JOB » Transcribe each entry below exactly. Pictures do not go in the copy.

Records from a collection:
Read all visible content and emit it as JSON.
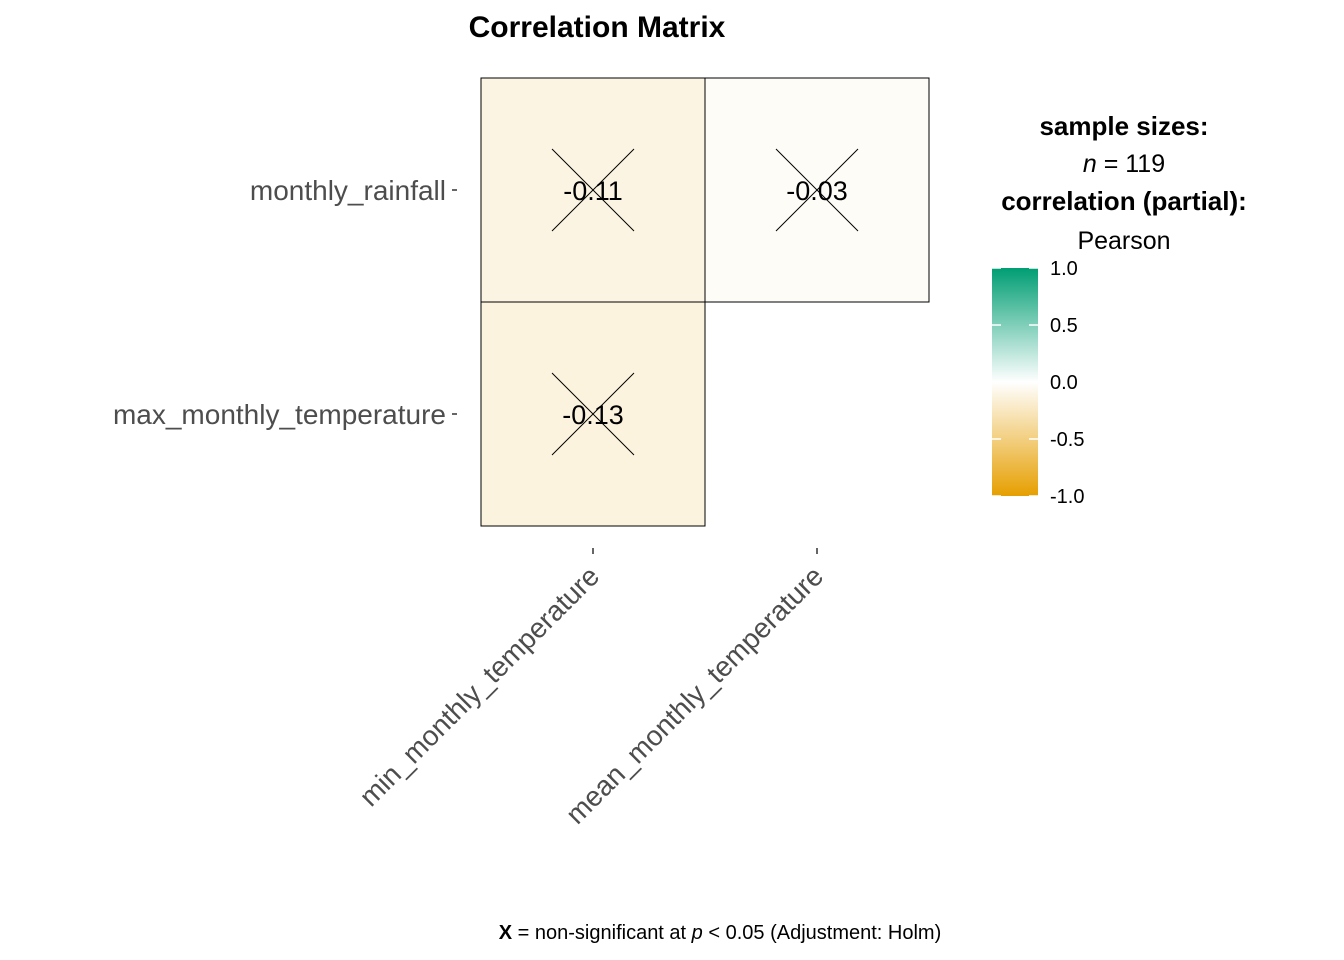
{
  "chart_data": {
    "type": "heatmap",
    "title": "Correlation Matrix",
    "rows": [
      "monthly_rainfall",
      "max_monthly_temperature"
    ],
    "columns": [
      "min_monthly_temperature",
      "mean_monthly_temperature"
    ],
    "cells": [
      {
        "row": "monthly_rainfall",
        "column": "min_monthly_temperature",
        "value": -0.11,
        "label": "-0.11",
        "non_significant": true
      },
      {
        "row": "monthly_rainfall",
        "column": "mean_monthly_temperature",
        "value": -0.03,
        "label": "-0.03",
        "non_significant": true
      },
      {
        "row": "max_monthly_temperature",
        "column": "min_monthly_temperature",
        "value": -0.13,
        "label": "-0.13",
        "non_significant": true
      }
    ],
    "color_scale": {
      "min": -1.0,
      "mid": 0.0,
      "max": 1.0,
      "low_color": "#E69F00",
      "mid_color": "#FFFFFF",
      "high_color": "#009E73",
      "ticks": [
        "1.0",
        "0.5",
        "0.0",
        "-0.5",
        "-1.0"
      ]
    },
    "legend": {
      "placement": "right",
      "sample_sizes_heading": "sample sizes:",
      "n_symbol": "n",
      "n_rest": " = 119",
      "correlation_heading": "correlation (partial):",
      "method": "Pearson"
    },
    "caption": {
      "mark": "X",
      "part1": " = non-significant at ",
      "p_symbol": "p",
      "part2": " < 0.05 (Adjustment: Holm)"
    }
  }
}
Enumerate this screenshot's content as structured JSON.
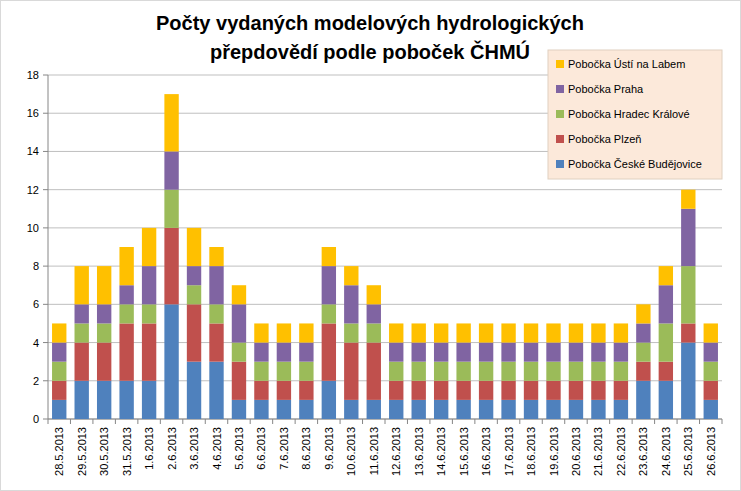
{
  "chart_data": {
    "type": "bar",
    "stacked": true,
    "title": "Počty vydaných modelových hydrologických přepdovědí podle poboček ČHMÚ",
    "categories": [
      "28.5.2013",
      "29.5.2013",
      "30.5.2013",
      "31.5.2013",
      "1.6.2013",
      "2.6.2013",
      "3.6.2013",
      "4.6.2013",
      "5.6.2013",
      "6.6.2013",
      "7.6.2013",
      "8.6.2013",
      "9.6.2013",
      "10.6.2013",
      "11.6.2013",
      "12.6.2013",
      "13.6.2013",
      "14.6.2013",
      "15.6.2013",
      "16.6.2013",
      "17.6.2013",
      "18.6.2013",
      "19.6.2013",
      "20.6.2013",
      "21.6.2013",
      "22.6.2013",
      "23.6.2013",
      "24.6.2013",
      "25.6.2013",
      "26.6.2013"
    ],
    "series": [
      {
        "name": "Pobočka České Budějovice",
        "color": "#4f81bd",
        "values": [
          1,
          2,
          2,
          2,
          2,
          6,
          3,
          3,
          1,
          1,
          1,
          1,
          2,
          1,
          1,
          1,
          1,
          1,
          1,
          1,
          1,
          1,
          1,
          1,
          1,
          1,
          2,
          2,
          4,
          1
        ]
      },
      {
        "name": "Pobočka Plzeň",
        "color": "#c0504d",
        "values": [
          1,
          2,
          2,
          3,
          3,
          4,
          3,
          2,
          2,
          1,
          1,
          1,
          3,
          3,
          3,
          1,
          1,
          1,
          1,
          1,
          1,
          1,
          1,
          1,
          1,
          1,
          1,
          1,
          1,
          1
        ]
      },
      {
        "name": "Pobočka Hradec Králové",
        "color": "#9bbb59",
        "values": [
          1,
          1,
          1,
          1,
          1,
          2,
          1,
          1,
          1,
          1,
          1,
          1,
          1,
          1,
          1,
          1,
          1,
          1,
          1,
          1,
          1,
          1,
          1,
          1,
          1,
          1,
          1,
          2,
          3,
          1
        ]
      },
      {
        "name": "Pobočka Praha",
        "color": "#8064a2",
        "values": [
          1,
          1,
          1,
          1,
          2,
          2,
          1,
          2,
          2,
          1,
          1,
          1,
          2,
          2,
          1,
          1,
          1,
          1,
          1,
          1,
          1,
          1,
          1,
          1,
          1,
          1,
          1,
          2,
          3,
          1
        ]
      },
      {
        "name": "Pobočka Ústí na Labem",
        "color": "#ffc000",
        "values": [
          1,
          2,
          2,
          2,
          2,
          3,
          2,
          1,
          1,
          1,
          1,
          1,
          1,
          1,
          1,
          1,
          1,
          1,
          1,
          1,
          1,
          1,
          1,
          1,
          1,
          1,
          1,
          1,
          1,
          1
        ]
      }
    ],
    "ylim": [
      0,
      18
    ],
    "yticks": [
      0,
      2,
      4,
      6,
      8,
      10,
      12,
      14,
      16,
      18
    ],
    "grid": true,
    "legend": "top-right"
  }
}
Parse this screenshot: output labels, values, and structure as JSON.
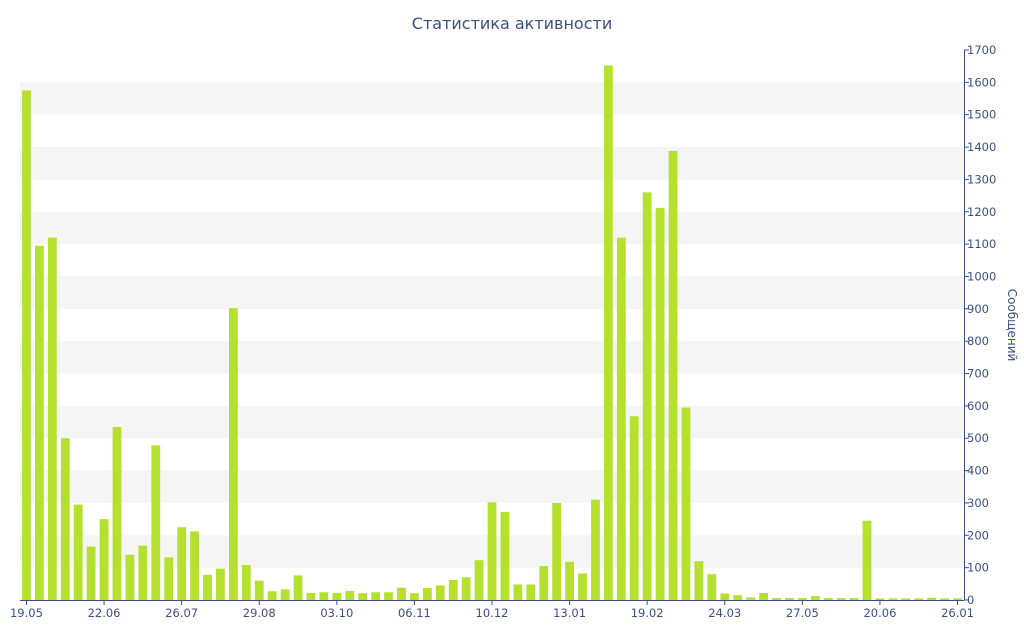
{
  "chart_data": {
    "type": "bar",
    "title": "Статистика активности",
    "xlabel": "",
    "ylabel": "Сообщений",
    "ylim": [
      0,
      1700
    ],
    "ytick_step": 100,
    "axis_side": "right",
    "grid": "alternating horizontal bands",
    "bar_color": "#b5e02e",
    "band_color": "#f5f5f5",
    "text_color": "#3d4f82",
    "x_tick_labels": [
      {
        "index": 0,
        "label": "19.05"
      },
      {
        "index": 6,
        "label": "22.06"
      },
      {
        "index": 12,
        "label": "26.07"
      },
      {
        "index": 18,
        "label": "29.08"
      },
      {
        "index": 24,
        "label": "03.10"
      },
      {
        "index": 30,
        "label": "06.11"
      },
      {
        "index": 36,
        "label": "10.12"
      },
      {
        "index": 42,
        "label": "13.01"
      },
      {
        "index": 48,
        "label": "19.02"
      },
      {
        "index": 54,
        "label": "24.03"
      },
      {
        "index": 60,
        "label": "27.05"
      },
      {
        "index": 66,
        "label": "20.06"
      },
      {
        "index": 72,
        "label": "26.01"
      }
    ],
    "values": [
      1575,
      1095,
      1120,
      500,
      295,
      165,
      250,
      535,
      140,
      168,
      478,
      132,
      225,
      212,
      78,
      97,
      902,
      108,
      60,
      27,
      33,
      76,
      22,
      24,
      22,
      28,
      21,
      24,
      24,
      38,
      21,
      37,
      45,
      62,
      70,
      123,
      302,
      272,
      48,
      48,
      105,
      300,
      118,
      82,
      310,
      1652,
      1120,
      568,
      1260,
      1212,
      1388,
      595,
      120,
      80,
      20,
      15,
      8,
      22,
      6,
      6,
      6,
      12,
      6,
      6,
      6,
      245,
      5,
      5,
      5,
      5,
      7,
      5,
      5
    ]
  }
}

OUTPUT FOR THIS EXERCISE »
Read all visible content and emit it as JSON.
{
  "chart_data": {
    "type": "heatmap",
    "title": "Correlation Matrix",
    "rows": [
      "monthly_rainfall",
      "max_monthly_temperature"
    ],
    "columns": [
      "min_monthly_temperature",
      "mean_monthly_temperature"
    ],
    "cells": [
      {
        "row": "monthly_rainfall",
        "column": "min_monthly_temperature",
        "value": -0.11,
        "label": "-0.11",
        "non_significant": true
      },
      {
        "row": "monthly_rainfall",
        "column": "mean_monthly_temperature",
        "value": -0.03,
        "label": "-0.03",
        "non_significant": true
      },
      {
        "row": "max_monthly_temperature",
        "column": "min_monthly_temperature",
        "value": -0.13,
        "label": "-0.13",
        "non_significant": true
      }
    ],
    "color_scale": {
      "min": -1.0,
      "mid": 0.0,
      "max": 1.0,
      "low_color": "#E69F00",
      "mid_color": "#FFFFFF",
      "high_color": "#009E73",
      "ticks": [
        "1.0",
        "0.5",
        "0.0",
        "-0.5",
        "-1.0"
      ]
    },
    "legend": {
      "placement": "right",
      "sample_sizes_heading": "sample sizes:",
      "n_symbol": "n",
      "n_rest": " = 119",
      "correlation_heading": "correlation (partial):",
      "method": "Pearson"
    },
    "caption": {
      "mark": "X",
      "part1": " = non-significant at ",
      "p_symbol": "p",
      "part2": " < 0.05 (Adjustment: Holm)"
    }
  }
}
Enumerate this screenshot's content as structured JSON.
{
  "chart_data": {
    "type": "bar",
    "stacked": true,
    "title": "Počty vydaných modelových hydrologických přepdovědí podle poboček ČHMÚ",
    "categories": [
      "28.5.2013",
      "29.5.2013",
      "30.5.2013",
      "31.5.2013",
      "1.6.2013",
      "2.6.2013",
      "3.6.2013",
      "4.6.2013",
      "5.6.2013",
      "6.6.2013",
      "7.6.2013",
      "8.6.2013",
      "9.6.2013",
      "10.6.2013",
      "11.6.2013",
      "12.6.2013",
      "13.6.2013",
      "14.6.2013",
      "15.6.2013",
      "16.6.2013",
      "17.6.2013",
      "18.6.2013",
      "19.6.2013",
      "20.6.2013",
      "21.6.2013",
      "22.6.2013",
      "23.6.2013",
      "24.6.2013",
      "25.6.2013",
      "26.6.2013"
    ],
    "series": [
      {
        "name": "Pobočka České Budějovice",
        "color": "#4f81bd",
        "values": [
          1,
          2,
          2,
          2,
          2,
          6,
          3,
          3,
          1,
          1,
          1,
          1,
          2,
          1,
          1,
          1,
          1,
          1,
          1,
          1,
          1,
          1,
          1,
          1,
          1,
          1,
          2,
          2,
          4,
          1
        ]
      },
      {
        "name": "Pobočka Plzeň",
        "color": "#c0504d",
        "values": [
          1,
          2,
          2,
          3,
          3,
          4,
          3,
          2,
          2,
          1,
          1,
          1,
          3,
          3,
          3,
          1,
          1,
          1,
          1,
          1,
          1,
          1,
          1,
          1,
          1,
          1,
          1,
          1,
          1,
          1
        ]
      },
      {
        "name": "Pobočka Hradec Králové",
        "color": "#9bbb59",
        "values": [
          1,
          1,
          1,
          1,
          1,
          2,
          1,
          1,
          1,
          1,
          1,
          1,
          1,
          1,
          1,
          1,
          1,
          1,
          1,
          1,
          1,
          1,
          1,
          1,
          1,
          1,
          1,
          2,
          3,
          1
        ]
      },
      {
        "name": "Pobočka Praha",
        "color": "#8064a2",
        "values": [
          1,
          1,
          1,
          1,
          2,
          2,
          1,
          2,
          2,
          1,
          1,
          1,
          2,
          2,
          1,
          1,
          1,
          1,
          1,
          1,
          1,
          1,
          1,
          1,
          1,
          1,
          1,
          2,
          3,
          1
        ]
      },
      {
        "name": "Pobočka Ústí na Labem",
        "color": "#ffc000",
        "values": [
          1,
          2,
          2,
          2,
          2,
          3,
          2,
          1,
          1,
          1,
          1,
          1,
          1,
          1,
          1,
          1,
          1,
          1,
          1,
          1,
          1,
          1,
          1,
          1,
          1,
          1,
          1,
          1,
          1,
          1
        ]
      }
    ],
    "ylim": [
      0,
      18
    ],
    "yticks": [
      0,
      2,
      4,
      6,
      8,
      10,
      12,
      14,
      16,
      18
    ],
    "grid": true,
    "legend": "top-right"
  }
}
Parse this screenshot: output labels, values, and structure as JSON.
{
  "chart_data": {
    "type": "bar",
    "title": "Статистика активности",
    "xlabel": "",
    "ylabel": "Сообщений",
    "ylim": [
      0,
      1700
    ],
    "ytick_step": 100,
    "axis_side": "right",
    "grid": "alternating horizontal bands",
    "bar_color": "#b5e02e",
    "band_color": "#f5f5f5",
    "text_color": "#3d4f82",
    "x_tick_labels": [
      {
        "index": 0,
        "label": "19.05"
      },
      {
        "index": 6,
        "label": "22.06"
      },
      {
        "index": 12,
        "label": "26.07"
      },
      {
        "index": 18,
        "label": "29.08"
      },
      {
        "index": 24,
        "label": "03.10"
      },
      {
        "index": 30,
        "label": "06.11"
      },
      {
        "index": 36,
        "label": "10.12"
      },
      {
        "index": 42,
        "label": "13.01"
      },
      {
        "index": 48,
        "label": "19.02"
      },
      {
        "index": 54,
        "label": "24.03"
      },
      {
        "index": 60,
        "label": "27.05"
      },
      {
        "index": 66,
        "label": "20.06"
      },
      {
        "index": 72,
        "label": "26.01"
      }
    ],
    "values": [
      1575,
      1095,
      1120,
      500,
      295,
      165,
      250,
      535,
      140,
      168,
      478,
      132,
      225,
      212,
      78,
      97,
      902,
      108,
      60,
      27,
      33,
      76,
      22,
      24,
      22,
      28,
      21,
      24,
      24,
      38,
      21,
      37,
      45,
      62,
      70,
      123,
      302,
      272,
      48,
      48,
      105,
      300,
      118,
      82,
      310,
      1652,
      1120,
      568,
      1260,
      1212,
      1388,
      595,
      120,
      80,
      20,
      15,
      8,
      22,
      6,
      6,
      6,
      12,
      6,
      6,
      6,
      245,
      5,
      5,
      5,
      5,
      7,
      5,
      5
    ]
  }
}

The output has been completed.